Reproduce word for word the stretch of the records from their first line through the line containing "heat-cell [422, 1103, 432, 1113]", including both of those lines.
# Start of Supplied material
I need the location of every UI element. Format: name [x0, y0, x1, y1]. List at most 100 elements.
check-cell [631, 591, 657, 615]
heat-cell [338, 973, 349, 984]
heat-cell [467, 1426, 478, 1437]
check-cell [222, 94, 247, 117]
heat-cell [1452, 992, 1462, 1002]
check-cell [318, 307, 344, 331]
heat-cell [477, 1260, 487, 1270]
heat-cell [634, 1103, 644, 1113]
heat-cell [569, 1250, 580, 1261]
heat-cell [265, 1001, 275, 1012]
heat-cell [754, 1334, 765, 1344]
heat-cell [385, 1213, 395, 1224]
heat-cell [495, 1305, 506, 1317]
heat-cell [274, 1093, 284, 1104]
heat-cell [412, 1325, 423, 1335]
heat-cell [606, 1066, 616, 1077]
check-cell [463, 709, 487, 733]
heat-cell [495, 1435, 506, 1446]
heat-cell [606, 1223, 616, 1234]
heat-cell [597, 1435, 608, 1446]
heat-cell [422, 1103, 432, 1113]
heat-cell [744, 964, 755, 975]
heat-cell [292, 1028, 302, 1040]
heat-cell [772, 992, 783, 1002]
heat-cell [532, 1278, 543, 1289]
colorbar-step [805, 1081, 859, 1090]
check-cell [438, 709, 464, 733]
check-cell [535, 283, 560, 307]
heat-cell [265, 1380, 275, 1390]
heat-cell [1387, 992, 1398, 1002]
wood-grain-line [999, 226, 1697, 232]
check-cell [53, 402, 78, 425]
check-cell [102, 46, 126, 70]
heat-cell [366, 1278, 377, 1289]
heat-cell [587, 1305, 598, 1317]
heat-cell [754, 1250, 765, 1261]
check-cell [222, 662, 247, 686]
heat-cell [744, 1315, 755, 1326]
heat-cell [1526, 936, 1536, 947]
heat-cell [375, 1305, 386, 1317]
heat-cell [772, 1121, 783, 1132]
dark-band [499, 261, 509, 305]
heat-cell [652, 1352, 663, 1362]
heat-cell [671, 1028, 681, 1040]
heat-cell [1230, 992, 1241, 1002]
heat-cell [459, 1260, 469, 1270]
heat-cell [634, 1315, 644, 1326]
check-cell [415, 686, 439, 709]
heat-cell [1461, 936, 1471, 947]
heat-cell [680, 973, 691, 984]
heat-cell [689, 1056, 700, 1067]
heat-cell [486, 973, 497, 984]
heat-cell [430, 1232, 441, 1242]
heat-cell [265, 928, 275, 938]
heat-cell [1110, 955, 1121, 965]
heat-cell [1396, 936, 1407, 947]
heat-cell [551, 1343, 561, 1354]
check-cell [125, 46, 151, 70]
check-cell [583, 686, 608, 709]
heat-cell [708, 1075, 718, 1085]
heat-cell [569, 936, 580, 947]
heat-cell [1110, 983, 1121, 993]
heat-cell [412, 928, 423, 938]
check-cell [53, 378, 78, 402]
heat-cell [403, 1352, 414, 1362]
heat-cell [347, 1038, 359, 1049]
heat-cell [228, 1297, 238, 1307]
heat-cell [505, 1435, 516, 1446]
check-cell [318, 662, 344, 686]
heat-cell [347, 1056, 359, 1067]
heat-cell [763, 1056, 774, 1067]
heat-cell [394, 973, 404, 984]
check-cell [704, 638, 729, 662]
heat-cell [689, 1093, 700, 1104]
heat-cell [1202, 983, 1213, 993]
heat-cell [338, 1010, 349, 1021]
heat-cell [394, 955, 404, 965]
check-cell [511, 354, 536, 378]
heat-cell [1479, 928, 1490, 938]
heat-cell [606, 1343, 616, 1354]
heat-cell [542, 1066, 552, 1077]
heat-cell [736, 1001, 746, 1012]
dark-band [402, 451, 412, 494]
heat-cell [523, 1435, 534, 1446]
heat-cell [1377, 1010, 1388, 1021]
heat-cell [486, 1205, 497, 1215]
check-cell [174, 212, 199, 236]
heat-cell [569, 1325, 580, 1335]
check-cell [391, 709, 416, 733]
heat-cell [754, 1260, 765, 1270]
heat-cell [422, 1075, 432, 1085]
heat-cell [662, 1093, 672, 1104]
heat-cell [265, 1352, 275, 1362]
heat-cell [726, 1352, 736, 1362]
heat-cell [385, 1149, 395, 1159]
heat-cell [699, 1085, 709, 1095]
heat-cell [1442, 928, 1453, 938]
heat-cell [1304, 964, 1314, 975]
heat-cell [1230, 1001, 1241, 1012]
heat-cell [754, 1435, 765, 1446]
# End of Supplied material
Task result -
I need the location of every UI element. Format: name [x0, y0, x1, y1]. List at most 100 elements.
check-cell [631, 591, 657, 615]
heat-cell [338, 973, 349, 984]
heat-cell [467, 1426, 478, 1437]
check-cell [222, 94, 247, 117]
heat-cell [1452, 992, 1462, 1002]
check-cell [318, 307, 344, 331]
heat-cell [477, 1260, 487, 1270]
heat-cell [634, 1103, 644, 1113]
heat-cell [569, 1250, 580, 1261]
heat-cell [265, 1001, 275, 1012]
heat-cell [754, 1334, 765, 1344]
heat-cell [385, 1213, 395, 1224]
heat-cell [495, 1305, 506, 1317]
heat-cell [274, 1093, 284, 1104]
heat-cell [412, 1325, 423, 1335]
heat-cell [606, 1066, 616, 1077]
check-cell [463, 709, 487, 733]
heat-cell [495, 1435, 506, 1446]
heat-cell [606, 1223, 616, 1234]
heat-cell [597, 1435, 608, 1446]
heat-cell [422, 1103, 432, 1113]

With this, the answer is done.